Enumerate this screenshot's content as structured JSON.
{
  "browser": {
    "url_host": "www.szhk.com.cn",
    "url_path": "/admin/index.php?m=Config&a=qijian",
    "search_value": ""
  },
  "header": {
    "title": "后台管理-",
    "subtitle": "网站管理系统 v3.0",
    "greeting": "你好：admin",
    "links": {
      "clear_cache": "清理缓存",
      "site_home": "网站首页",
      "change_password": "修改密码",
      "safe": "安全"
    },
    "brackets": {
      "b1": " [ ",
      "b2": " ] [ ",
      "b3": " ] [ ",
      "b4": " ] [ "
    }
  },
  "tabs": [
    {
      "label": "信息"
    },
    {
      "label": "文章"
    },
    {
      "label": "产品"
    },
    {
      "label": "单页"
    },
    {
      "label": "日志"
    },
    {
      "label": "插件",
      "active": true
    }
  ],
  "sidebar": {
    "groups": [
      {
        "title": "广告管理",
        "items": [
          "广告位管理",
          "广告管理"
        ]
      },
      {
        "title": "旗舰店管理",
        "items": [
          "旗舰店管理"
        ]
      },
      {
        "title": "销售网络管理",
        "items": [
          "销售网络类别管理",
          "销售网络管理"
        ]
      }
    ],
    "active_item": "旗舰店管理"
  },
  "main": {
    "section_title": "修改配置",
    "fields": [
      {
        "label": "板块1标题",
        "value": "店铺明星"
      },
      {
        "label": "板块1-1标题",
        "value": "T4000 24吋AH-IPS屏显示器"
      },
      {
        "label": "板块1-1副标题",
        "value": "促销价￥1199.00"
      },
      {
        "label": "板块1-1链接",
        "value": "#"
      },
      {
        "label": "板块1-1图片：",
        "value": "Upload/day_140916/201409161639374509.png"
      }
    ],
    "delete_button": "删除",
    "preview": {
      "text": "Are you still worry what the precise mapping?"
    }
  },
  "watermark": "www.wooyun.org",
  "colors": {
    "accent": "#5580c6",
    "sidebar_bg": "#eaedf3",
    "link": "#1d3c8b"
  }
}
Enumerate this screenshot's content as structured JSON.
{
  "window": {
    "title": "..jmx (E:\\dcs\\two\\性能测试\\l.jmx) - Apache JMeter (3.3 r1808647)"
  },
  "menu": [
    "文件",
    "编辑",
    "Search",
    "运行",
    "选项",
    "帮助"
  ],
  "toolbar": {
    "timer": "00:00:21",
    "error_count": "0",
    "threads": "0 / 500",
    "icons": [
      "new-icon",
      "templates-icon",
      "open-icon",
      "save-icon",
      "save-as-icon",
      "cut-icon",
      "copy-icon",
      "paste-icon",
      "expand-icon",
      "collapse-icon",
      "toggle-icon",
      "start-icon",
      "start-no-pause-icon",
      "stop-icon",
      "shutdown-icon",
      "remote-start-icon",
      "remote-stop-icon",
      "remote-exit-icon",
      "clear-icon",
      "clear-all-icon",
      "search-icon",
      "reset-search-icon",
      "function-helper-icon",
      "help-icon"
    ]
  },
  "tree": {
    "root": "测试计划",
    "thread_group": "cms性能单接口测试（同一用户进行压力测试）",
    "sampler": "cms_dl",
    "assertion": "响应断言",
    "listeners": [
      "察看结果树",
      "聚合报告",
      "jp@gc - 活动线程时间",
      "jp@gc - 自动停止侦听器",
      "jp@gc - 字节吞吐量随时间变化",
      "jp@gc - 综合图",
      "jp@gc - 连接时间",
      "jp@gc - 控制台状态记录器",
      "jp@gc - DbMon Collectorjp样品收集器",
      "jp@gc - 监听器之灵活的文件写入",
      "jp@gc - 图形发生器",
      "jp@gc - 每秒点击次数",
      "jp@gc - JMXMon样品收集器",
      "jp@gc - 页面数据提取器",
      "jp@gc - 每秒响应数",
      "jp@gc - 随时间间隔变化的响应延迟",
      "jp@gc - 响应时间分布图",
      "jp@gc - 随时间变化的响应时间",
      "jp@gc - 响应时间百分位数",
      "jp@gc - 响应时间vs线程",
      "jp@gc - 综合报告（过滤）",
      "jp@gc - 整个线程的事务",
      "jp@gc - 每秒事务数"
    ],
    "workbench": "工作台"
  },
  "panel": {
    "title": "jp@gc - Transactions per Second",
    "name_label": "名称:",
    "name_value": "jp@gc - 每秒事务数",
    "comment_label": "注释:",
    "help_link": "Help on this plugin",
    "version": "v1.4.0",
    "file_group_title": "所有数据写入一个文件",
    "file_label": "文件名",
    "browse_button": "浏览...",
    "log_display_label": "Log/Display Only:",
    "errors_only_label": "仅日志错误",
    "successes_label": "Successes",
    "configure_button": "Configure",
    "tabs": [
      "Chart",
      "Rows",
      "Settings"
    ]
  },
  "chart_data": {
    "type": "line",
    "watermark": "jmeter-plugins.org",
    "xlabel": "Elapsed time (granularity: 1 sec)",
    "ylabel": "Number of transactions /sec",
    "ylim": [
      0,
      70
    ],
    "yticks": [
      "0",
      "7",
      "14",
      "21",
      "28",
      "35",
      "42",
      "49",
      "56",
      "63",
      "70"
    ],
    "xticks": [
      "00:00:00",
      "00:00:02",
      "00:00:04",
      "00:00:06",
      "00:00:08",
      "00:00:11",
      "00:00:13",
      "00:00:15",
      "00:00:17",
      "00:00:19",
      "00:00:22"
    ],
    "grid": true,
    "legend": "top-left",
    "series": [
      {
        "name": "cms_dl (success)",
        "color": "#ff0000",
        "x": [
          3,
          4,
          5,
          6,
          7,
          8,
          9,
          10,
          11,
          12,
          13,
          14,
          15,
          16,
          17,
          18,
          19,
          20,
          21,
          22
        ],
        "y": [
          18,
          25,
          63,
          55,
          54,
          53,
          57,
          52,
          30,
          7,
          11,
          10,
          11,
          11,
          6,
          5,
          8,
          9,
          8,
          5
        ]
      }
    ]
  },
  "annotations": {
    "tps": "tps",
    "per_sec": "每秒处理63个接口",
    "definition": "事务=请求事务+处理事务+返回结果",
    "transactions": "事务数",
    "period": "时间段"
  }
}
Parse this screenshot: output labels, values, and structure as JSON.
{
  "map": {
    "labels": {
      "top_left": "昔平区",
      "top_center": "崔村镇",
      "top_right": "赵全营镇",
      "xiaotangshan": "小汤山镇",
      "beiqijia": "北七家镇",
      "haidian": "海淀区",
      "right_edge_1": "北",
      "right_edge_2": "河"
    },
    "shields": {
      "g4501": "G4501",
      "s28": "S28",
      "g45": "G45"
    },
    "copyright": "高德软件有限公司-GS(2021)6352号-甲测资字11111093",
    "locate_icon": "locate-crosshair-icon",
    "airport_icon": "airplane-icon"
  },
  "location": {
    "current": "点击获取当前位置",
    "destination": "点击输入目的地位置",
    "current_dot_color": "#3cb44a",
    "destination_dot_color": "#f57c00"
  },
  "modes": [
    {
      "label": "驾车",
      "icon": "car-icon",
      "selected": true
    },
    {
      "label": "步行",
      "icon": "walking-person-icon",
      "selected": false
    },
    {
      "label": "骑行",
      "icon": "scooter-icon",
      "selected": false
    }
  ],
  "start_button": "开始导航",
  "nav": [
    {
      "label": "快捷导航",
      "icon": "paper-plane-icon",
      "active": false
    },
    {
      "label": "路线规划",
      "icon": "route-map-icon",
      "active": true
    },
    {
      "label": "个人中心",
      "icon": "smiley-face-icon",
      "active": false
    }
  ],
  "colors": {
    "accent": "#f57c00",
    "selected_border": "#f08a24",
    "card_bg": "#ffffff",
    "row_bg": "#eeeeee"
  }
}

.....

* [Work instructions] Lines from the records above that hold "labels" are the ones to list.

* [Task answer]
Parse this screenshot: output labels, values, and structure as JSON.
    "labels": {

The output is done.